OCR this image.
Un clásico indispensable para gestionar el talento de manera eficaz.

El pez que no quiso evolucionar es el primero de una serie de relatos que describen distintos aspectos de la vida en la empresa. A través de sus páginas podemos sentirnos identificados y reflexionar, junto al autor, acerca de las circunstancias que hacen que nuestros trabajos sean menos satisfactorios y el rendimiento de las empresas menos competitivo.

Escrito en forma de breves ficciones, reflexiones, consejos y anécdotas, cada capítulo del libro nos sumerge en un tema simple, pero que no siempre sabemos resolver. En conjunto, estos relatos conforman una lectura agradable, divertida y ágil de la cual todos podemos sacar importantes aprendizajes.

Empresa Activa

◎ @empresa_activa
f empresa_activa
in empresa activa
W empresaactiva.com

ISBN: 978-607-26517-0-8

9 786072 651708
######
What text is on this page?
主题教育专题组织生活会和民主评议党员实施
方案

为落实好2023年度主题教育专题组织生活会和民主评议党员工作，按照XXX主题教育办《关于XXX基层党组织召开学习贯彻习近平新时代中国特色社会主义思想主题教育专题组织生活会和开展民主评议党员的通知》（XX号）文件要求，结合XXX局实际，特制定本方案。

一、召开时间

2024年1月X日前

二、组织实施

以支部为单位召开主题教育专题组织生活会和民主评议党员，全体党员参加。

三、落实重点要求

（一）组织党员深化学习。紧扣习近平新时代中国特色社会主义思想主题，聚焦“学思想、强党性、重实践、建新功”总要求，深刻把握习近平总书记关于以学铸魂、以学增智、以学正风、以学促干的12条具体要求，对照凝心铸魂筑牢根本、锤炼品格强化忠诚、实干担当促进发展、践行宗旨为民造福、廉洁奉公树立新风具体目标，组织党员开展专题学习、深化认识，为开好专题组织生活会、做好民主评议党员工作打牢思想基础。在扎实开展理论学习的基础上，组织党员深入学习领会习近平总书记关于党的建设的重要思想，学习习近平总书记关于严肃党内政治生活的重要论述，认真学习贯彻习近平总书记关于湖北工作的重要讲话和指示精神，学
######
Instructions for the task: Copy every single line of the material above that holds "this".

Complete answer:
OCR this image.
What text is on this page?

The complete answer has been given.